> _OBJECTIVE_
Locate each line below that includes "действующих" and reproduce it.
══ STORED DATA
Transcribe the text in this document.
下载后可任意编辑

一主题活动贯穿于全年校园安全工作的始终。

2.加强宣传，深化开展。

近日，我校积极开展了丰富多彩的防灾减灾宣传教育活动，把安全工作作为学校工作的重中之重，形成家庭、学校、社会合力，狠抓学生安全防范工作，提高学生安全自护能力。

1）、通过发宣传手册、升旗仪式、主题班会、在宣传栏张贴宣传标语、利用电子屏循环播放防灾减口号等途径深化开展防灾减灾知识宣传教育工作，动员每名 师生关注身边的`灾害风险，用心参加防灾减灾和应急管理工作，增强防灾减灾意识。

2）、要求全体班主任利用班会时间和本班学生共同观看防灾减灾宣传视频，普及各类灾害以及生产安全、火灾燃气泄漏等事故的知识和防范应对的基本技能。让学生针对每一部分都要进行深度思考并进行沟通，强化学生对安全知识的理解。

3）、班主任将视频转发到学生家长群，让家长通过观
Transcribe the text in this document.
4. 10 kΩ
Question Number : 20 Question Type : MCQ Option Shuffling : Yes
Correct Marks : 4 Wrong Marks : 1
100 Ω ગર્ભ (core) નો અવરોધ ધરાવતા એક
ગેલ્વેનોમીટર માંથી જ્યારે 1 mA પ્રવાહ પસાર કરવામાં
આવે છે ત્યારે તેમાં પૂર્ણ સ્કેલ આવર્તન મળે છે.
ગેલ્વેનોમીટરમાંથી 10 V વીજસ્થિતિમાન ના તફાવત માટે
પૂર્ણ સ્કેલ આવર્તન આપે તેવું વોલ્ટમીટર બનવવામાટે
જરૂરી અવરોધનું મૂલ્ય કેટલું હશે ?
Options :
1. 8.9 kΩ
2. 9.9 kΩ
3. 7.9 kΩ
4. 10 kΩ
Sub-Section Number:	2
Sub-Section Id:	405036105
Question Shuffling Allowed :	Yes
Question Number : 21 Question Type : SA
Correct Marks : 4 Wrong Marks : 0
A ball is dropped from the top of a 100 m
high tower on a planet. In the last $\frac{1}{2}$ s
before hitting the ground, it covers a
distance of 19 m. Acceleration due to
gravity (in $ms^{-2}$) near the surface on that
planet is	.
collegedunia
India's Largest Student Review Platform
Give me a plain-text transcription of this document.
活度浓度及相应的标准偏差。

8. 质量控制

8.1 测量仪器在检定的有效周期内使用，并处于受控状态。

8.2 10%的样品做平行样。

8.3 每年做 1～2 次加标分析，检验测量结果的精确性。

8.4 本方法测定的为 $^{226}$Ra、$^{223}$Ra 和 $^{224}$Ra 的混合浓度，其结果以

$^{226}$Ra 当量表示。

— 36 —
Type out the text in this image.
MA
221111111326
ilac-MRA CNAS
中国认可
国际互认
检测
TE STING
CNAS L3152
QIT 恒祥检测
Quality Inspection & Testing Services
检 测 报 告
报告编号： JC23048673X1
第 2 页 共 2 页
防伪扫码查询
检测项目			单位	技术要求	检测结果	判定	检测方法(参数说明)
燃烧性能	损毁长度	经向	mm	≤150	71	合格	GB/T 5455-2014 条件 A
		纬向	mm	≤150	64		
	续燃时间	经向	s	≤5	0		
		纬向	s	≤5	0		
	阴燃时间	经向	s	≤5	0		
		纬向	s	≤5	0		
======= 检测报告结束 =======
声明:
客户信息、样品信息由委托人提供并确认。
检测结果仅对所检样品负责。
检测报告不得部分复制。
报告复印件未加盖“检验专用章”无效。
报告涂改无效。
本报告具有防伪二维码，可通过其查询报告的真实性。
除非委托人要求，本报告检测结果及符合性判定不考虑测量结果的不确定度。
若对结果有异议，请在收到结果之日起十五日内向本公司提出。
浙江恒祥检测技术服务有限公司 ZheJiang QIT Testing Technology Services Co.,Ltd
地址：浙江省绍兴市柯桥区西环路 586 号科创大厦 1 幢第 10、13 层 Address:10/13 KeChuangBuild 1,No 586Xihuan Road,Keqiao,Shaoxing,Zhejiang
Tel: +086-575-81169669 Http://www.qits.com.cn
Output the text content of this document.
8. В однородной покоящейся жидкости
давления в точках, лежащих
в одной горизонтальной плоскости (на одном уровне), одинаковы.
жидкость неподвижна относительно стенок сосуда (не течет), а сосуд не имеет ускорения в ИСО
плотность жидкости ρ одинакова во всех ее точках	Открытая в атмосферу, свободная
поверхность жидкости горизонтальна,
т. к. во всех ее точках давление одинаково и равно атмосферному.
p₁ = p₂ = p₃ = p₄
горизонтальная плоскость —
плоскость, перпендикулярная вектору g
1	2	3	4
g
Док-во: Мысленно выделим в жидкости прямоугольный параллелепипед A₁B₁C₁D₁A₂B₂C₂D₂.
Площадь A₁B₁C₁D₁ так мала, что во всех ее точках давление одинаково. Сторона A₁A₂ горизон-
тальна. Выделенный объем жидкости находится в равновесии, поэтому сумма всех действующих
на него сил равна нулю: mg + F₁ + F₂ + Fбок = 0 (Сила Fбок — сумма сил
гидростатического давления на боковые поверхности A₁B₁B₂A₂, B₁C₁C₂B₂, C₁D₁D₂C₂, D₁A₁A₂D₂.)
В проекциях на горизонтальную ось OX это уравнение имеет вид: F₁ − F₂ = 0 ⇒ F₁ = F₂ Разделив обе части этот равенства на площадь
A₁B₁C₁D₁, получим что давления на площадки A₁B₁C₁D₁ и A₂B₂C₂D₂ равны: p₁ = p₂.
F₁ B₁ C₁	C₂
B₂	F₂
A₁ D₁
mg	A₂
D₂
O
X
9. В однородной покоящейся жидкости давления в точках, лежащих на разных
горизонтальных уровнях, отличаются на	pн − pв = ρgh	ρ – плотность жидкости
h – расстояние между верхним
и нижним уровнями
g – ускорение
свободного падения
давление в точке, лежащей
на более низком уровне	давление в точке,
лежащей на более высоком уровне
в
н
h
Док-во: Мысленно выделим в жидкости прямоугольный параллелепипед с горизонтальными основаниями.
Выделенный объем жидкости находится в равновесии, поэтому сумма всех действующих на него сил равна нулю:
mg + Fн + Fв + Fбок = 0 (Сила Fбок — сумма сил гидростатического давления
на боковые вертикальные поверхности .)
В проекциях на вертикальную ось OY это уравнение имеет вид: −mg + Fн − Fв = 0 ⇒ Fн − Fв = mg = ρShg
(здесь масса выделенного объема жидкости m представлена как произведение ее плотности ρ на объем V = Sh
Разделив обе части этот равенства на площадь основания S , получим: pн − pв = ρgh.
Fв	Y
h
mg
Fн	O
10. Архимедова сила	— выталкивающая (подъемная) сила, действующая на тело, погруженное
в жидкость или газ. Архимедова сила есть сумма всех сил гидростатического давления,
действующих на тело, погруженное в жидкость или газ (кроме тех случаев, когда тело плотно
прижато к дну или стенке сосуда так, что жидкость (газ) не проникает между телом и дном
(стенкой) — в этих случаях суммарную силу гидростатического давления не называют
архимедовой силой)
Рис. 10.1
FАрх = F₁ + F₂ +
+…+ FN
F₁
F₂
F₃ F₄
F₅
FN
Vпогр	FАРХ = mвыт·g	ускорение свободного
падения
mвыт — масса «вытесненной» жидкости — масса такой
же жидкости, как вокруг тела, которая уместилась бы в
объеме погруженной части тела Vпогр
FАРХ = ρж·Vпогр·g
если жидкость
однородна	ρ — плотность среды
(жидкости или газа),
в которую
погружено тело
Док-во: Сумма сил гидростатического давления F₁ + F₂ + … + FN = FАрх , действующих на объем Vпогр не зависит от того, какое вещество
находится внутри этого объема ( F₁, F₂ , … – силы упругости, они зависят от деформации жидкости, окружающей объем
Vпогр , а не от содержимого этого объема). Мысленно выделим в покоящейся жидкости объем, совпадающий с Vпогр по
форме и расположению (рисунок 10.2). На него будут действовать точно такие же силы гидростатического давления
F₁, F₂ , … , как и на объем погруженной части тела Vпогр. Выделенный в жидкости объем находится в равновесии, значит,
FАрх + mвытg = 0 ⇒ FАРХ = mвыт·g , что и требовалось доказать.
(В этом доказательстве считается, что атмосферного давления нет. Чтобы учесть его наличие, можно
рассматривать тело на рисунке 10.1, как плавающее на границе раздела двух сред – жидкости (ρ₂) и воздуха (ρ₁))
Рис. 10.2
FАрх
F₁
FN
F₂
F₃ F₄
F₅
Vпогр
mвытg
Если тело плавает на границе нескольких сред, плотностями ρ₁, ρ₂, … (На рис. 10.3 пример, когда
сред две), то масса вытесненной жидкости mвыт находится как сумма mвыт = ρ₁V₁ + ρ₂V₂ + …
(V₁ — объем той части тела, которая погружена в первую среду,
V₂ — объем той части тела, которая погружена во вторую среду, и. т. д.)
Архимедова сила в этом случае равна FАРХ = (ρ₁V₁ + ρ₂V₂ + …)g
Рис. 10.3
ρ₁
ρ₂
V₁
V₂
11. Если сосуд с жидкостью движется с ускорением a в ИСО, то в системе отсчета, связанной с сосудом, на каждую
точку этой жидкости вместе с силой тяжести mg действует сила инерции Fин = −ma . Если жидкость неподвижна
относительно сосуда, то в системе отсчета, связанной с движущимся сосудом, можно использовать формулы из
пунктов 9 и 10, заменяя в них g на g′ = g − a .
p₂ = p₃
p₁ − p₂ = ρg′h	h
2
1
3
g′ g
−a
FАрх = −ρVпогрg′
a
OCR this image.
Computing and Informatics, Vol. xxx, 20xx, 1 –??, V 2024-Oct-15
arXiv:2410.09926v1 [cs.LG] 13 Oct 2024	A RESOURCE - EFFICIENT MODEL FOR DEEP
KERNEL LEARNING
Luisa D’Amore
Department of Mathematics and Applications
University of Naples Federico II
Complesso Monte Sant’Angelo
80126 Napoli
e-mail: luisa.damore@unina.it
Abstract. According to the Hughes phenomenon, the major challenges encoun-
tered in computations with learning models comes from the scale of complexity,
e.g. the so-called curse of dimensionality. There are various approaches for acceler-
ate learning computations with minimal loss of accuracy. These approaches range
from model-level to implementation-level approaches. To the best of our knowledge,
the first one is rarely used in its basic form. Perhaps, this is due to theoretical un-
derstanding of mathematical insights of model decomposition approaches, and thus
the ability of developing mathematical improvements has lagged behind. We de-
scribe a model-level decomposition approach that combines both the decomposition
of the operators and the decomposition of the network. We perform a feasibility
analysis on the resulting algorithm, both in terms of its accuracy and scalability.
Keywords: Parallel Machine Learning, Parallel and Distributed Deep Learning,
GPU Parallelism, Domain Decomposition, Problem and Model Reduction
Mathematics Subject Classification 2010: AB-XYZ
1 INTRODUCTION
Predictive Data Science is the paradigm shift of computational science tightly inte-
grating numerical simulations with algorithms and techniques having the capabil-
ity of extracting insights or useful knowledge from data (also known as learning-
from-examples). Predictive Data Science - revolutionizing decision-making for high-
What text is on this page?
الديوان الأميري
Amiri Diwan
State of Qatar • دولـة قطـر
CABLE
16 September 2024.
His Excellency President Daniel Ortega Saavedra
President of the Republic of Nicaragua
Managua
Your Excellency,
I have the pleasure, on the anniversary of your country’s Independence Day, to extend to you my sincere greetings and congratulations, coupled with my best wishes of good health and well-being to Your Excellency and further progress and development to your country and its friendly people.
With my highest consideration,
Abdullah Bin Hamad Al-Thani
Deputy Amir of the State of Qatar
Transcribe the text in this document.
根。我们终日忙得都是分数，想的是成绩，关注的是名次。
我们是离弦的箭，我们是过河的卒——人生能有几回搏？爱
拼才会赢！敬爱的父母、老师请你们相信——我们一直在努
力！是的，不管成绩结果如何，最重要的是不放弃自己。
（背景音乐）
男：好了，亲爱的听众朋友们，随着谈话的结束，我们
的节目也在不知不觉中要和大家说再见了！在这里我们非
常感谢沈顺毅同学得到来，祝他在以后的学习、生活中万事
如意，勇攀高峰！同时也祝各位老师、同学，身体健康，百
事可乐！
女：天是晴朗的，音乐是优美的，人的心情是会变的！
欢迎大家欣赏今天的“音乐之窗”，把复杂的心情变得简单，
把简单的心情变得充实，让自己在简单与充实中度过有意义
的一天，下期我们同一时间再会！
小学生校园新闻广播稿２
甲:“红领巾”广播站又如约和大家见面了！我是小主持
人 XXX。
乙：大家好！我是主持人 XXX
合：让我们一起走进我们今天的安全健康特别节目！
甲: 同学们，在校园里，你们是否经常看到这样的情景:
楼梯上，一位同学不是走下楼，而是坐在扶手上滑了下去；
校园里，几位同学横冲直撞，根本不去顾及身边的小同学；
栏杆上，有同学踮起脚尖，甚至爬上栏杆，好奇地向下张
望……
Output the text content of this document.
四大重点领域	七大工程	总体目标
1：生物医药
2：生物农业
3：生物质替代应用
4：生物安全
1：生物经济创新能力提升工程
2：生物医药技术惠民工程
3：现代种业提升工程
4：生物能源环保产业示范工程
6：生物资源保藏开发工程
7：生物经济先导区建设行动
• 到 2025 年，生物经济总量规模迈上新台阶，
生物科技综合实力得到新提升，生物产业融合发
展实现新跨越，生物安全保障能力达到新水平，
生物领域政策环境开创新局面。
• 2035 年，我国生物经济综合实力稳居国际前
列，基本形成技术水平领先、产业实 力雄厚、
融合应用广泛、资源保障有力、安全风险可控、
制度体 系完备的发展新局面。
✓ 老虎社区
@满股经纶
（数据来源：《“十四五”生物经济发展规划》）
════
> _SOLUTION FOR THIS TASK_
тальна. Выделенный объем жидкости находится в равновесии, поэтому сумма всех действующих
Выделенный объем жидкости находится в равновесии, поэтому сумма всех действующих на него сил равна нулю:
действующих на тело, погруженное в жидкость или газ (кроме тех случаев, когда тело плотно
Док-во: Сумма сил гидростатического давления F₁ + F₂ + … + FN = FАрх , действующих на объем Vпогр не зависит от того, какое вещество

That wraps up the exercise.